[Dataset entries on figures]
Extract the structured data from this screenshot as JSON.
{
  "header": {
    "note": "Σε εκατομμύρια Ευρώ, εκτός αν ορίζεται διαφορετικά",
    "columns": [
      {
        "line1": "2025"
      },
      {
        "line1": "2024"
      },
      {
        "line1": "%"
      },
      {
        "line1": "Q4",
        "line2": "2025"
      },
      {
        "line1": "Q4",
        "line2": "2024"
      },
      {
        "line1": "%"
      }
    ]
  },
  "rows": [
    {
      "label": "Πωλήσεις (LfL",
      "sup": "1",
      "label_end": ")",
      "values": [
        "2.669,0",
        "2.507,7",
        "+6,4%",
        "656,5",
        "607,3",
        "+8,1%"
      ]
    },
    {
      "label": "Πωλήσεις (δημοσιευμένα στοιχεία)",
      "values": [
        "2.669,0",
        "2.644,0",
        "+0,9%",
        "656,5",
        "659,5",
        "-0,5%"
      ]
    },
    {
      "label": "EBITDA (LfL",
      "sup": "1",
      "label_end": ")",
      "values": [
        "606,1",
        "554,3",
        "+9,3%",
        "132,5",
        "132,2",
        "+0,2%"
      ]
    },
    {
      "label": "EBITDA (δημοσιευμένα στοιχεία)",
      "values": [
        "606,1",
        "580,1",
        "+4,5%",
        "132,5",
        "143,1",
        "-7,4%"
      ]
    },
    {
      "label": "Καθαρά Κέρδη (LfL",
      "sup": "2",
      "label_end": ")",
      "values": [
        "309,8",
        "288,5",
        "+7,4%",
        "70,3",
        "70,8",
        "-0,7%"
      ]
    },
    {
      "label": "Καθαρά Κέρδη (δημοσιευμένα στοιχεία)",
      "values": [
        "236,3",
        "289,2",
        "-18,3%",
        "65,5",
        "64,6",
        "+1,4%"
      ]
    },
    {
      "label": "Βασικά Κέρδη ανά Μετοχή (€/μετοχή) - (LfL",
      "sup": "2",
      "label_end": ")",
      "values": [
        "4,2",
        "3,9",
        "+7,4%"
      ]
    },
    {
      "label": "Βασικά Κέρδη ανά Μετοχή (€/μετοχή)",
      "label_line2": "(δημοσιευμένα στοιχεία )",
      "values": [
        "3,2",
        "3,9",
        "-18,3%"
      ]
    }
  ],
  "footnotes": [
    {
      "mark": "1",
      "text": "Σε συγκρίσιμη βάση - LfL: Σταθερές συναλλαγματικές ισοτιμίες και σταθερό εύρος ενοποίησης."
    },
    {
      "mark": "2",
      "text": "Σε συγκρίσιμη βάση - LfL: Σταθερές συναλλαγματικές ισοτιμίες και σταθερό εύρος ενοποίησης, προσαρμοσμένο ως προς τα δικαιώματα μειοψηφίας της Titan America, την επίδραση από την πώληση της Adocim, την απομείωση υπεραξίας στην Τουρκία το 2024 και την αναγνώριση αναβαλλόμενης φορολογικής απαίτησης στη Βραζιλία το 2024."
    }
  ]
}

• TASK TO CARRY OUT: In the listing above, locate each line with "συναλλαγματικές" and copy it.

• REPLY:
      "text": "Σε συγκρίσιμη βάση - LfL: Σταθερές συναλλαγματικές ισοτιμίες και σταθερό εύρος ενοποίησης."
      "text": "Σε συγκρίσιμη βάση - LfL: Σταθερές συναλλαγματικές ισοτιμίες και σταθερό εύρος ενοποίησης, προσαρμοσμένο ως προς τα δικαιώματα μειοψηφίας της Titan America, την επίδραση από την πώληση της Adocim, την απομείωση υπεραξίας στην Τουρκία το 2024 και την αναγνώριση αναβαλλόμενης φορολογικής απαίτησης στη Βραζιλία το 2024."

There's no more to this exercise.